- **Requirements**:
Copy the lines holding the word "McDonald", all of them.

- **Records supplied**:

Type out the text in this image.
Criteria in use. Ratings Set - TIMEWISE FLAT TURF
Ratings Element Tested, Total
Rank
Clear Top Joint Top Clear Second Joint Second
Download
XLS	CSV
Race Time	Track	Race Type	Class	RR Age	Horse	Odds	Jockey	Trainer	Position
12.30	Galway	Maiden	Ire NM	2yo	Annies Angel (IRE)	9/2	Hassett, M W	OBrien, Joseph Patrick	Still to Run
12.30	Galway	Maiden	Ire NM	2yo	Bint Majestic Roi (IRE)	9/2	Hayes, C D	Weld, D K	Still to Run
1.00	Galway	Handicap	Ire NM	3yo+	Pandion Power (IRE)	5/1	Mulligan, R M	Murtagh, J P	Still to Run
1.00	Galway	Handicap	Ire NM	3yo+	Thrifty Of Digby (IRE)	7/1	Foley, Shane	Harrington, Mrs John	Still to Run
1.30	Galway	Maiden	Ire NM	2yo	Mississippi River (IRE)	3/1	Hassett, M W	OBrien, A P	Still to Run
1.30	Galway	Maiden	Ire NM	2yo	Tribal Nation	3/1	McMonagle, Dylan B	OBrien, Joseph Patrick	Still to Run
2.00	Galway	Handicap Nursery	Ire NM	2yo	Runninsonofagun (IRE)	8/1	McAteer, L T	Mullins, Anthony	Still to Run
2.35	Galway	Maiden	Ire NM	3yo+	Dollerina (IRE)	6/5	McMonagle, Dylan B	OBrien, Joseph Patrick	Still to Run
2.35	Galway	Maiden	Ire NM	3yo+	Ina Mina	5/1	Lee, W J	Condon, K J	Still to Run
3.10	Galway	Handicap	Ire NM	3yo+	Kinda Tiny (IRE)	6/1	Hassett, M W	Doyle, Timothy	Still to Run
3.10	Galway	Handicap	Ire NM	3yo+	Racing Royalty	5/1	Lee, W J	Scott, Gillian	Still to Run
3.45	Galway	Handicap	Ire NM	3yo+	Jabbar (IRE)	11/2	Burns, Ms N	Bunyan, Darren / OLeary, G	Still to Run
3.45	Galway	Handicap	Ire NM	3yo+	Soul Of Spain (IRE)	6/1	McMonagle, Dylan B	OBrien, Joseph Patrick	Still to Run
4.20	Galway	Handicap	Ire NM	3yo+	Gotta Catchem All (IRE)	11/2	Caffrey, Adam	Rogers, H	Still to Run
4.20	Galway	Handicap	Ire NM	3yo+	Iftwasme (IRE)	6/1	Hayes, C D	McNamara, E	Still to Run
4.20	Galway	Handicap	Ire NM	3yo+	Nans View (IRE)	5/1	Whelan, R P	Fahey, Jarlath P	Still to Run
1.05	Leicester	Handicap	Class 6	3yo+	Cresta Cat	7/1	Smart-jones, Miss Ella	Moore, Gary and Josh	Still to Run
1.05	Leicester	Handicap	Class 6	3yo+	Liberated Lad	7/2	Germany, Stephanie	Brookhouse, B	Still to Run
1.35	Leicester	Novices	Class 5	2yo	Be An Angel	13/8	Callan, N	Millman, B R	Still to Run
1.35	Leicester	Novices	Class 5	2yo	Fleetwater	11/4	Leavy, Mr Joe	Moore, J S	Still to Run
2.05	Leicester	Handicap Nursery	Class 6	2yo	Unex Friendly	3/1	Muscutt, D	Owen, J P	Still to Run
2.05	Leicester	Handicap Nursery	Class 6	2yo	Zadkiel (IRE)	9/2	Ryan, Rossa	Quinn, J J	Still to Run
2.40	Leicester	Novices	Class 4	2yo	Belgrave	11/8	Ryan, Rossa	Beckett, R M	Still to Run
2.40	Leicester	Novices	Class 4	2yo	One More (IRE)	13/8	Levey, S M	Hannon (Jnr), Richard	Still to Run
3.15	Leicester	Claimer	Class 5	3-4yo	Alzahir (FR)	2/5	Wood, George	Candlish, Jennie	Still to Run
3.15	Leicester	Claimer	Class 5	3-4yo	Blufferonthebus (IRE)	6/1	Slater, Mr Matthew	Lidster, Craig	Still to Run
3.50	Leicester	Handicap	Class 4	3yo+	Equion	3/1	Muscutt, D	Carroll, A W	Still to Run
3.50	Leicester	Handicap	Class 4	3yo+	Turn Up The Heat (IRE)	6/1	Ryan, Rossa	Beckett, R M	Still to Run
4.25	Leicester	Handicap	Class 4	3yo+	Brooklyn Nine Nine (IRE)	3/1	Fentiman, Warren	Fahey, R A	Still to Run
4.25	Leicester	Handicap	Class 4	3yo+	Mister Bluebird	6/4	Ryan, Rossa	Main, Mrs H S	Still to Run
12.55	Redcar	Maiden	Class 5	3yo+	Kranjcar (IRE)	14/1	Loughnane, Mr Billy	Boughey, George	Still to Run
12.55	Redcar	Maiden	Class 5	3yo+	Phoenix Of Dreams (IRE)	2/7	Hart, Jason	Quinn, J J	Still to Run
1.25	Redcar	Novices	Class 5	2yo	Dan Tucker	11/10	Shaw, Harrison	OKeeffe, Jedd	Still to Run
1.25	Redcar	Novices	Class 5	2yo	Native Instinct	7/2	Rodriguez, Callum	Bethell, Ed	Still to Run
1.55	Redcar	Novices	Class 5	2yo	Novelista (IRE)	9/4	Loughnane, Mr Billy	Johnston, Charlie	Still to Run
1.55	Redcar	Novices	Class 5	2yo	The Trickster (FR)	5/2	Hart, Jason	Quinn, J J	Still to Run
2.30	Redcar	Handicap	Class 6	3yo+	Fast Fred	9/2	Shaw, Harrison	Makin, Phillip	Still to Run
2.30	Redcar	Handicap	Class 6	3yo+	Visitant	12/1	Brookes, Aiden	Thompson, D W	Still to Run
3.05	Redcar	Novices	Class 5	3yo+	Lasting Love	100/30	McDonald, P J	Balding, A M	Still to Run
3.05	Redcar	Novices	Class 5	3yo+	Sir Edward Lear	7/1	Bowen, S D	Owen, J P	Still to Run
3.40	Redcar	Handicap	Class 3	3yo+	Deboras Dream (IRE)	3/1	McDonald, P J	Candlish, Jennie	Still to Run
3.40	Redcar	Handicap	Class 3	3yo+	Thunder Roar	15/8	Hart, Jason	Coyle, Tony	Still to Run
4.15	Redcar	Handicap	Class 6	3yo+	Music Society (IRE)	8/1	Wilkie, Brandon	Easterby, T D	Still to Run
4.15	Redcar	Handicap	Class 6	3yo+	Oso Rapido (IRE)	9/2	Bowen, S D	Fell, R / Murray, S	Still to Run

- **Task response**:
3.05	Redcar	Novices	Class 5	3yo+	Lasting Love	100/30	McDonald, P J	Balding, A M	Still to Run
3.40	Redcar	Handicap	Class 3	3yo+	Deboras Dream (IRE)	3/1	McDonald, P J	Candlish, Jennie	Still to Run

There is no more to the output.